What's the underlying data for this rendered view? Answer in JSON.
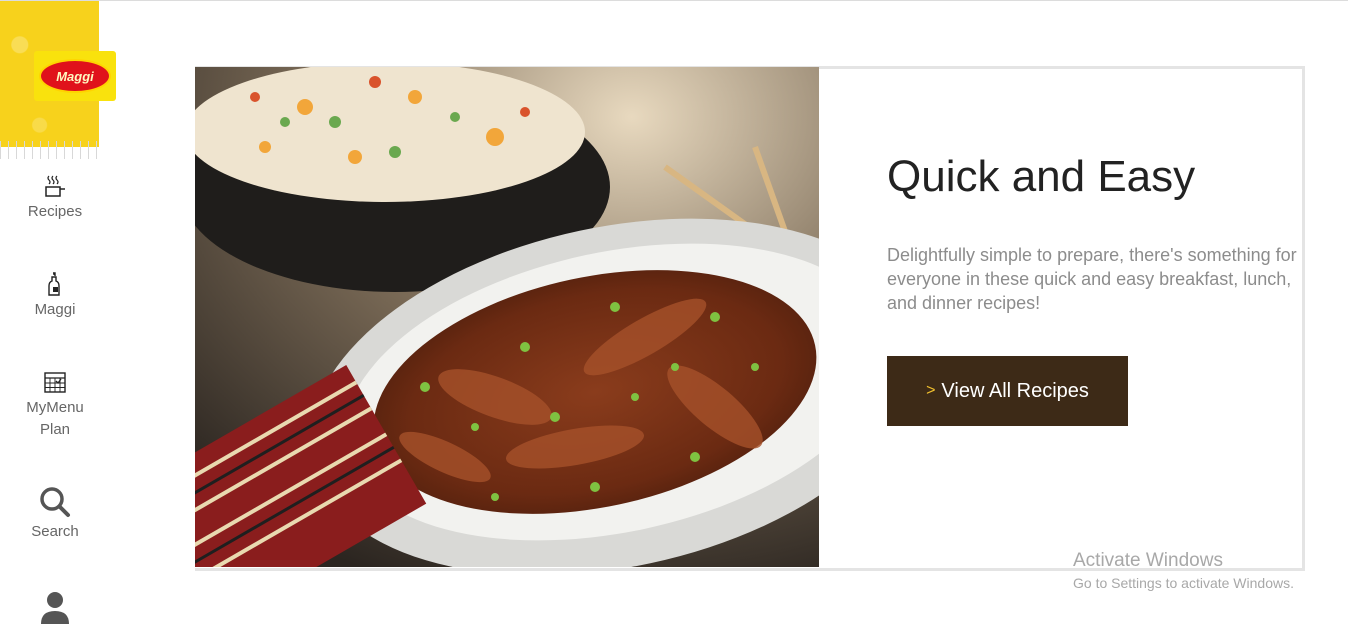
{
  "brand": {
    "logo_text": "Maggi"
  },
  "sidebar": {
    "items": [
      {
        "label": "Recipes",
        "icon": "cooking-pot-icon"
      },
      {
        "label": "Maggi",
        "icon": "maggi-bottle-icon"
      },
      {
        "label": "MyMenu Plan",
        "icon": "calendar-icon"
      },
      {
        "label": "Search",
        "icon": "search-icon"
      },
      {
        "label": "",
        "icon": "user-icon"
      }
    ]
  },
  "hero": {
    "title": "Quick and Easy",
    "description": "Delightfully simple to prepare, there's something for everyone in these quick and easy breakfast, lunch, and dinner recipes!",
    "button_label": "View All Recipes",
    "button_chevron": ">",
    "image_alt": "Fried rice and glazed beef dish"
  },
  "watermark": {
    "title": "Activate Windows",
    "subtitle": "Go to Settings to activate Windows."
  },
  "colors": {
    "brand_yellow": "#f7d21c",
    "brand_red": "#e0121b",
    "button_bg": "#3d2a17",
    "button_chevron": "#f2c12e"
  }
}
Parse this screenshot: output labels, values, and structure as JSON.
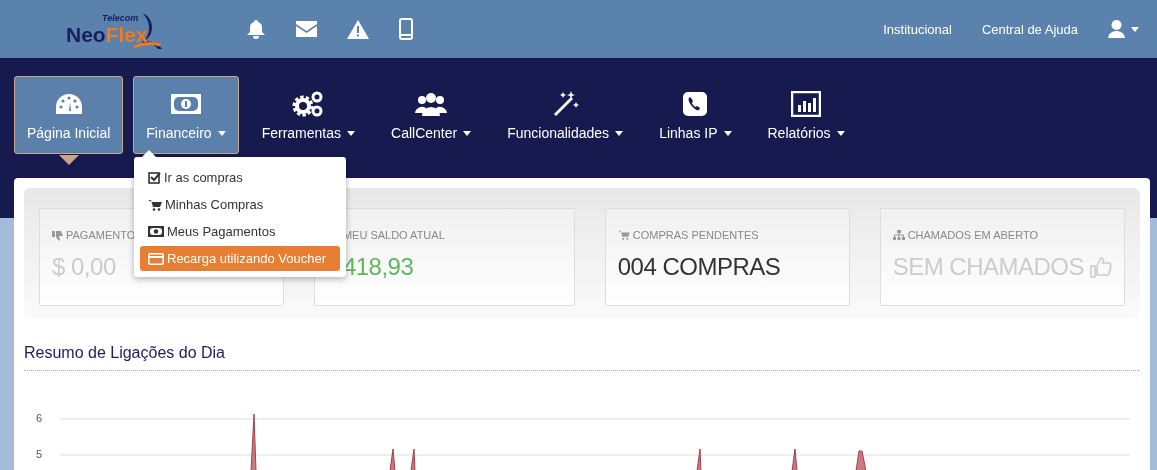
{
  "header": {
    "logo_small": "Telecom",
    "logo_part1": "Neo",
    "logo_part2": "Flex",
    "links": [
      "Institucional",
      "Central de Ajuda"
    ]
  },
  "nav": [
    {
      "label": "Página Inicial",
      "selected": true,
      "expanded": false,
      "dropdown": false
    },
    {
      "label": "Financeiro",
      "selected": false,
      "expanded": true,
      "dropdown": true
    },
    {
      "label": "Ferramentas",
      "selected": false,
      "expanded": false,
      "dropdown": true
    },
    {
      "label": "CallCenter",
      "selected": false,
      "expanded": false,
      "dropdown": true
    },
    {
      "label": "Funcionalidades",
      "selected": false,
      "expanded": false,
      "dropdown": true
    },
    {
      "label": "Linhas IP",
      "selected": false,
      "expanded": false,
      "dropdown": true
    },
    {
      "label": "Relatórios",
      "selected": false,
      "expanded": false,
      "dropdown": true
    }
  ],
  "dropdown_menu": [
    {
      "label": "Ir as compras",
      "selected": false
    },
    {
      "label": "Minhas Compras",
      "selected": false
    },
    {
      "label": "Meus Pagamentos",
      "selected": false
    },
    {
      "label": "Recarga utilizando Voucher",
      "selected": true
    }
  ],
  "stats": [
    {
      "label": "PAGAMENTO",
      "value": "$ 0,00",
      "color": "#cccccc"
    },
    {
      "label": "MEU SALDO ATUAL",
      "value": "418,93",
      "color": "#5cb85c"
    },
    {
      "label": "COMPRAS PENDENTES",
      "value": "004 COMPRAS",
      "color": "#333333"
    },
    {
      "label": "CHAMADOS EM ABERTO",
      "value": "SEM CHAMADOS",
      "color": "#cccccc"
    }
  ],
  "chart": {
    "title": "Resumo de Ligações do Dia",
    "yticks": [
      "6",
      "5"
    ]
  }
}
--------------------------------------------------
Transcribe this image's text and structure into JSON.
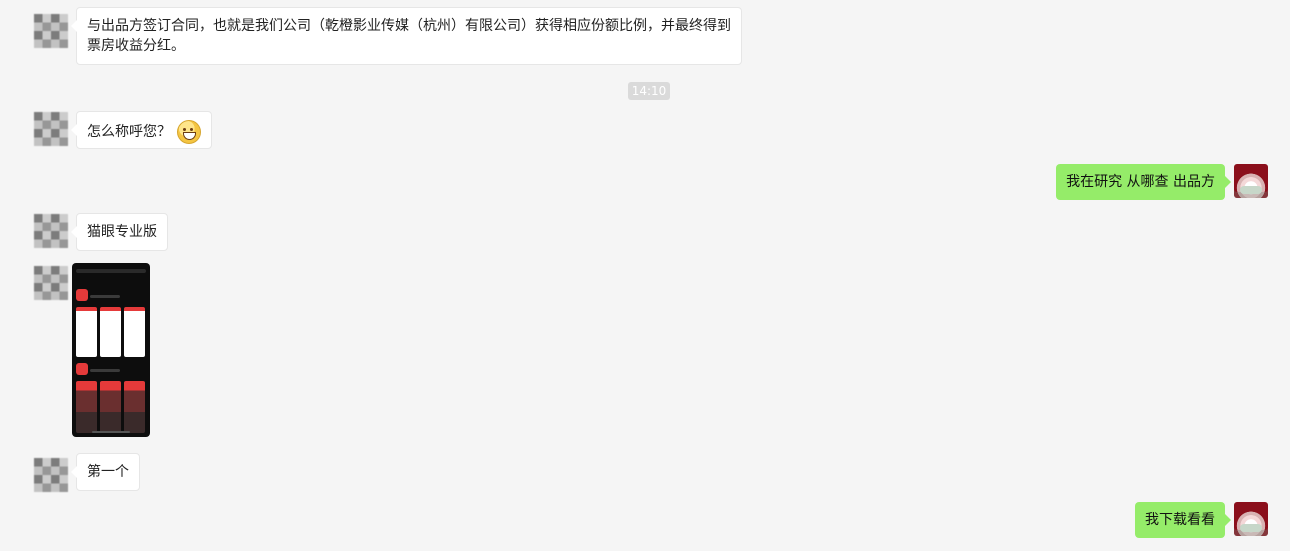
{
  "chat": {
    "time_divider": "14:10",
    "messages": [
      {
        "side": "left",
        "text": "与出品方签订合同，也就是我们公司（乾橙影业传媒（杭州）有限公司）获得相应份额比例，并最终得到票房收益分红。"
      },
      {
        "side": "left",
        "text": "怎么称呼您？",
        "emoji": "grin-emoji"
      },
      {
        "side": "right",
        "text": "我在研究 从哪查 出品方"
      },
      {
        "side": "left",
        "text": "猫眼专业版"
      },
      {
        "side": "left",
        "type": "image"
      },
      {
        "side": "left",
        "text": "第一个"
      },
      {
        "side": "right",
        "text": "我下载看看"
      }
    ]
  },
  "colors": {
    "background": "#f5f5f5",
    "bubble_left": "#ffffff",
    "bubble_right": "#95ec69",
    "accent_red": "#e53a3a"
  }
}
--------------------------------------------------
▶ _TASK_:
Using the listing, collect all lines in which the string "this" is found.

▶ _ANSWER TO THE TASK_:
What's the underlying data for this rendered view? Answer in JSON.
Parse this screenshot: output labels, values, and structure as JSON.
Transcribe this image's text and structure into JSON.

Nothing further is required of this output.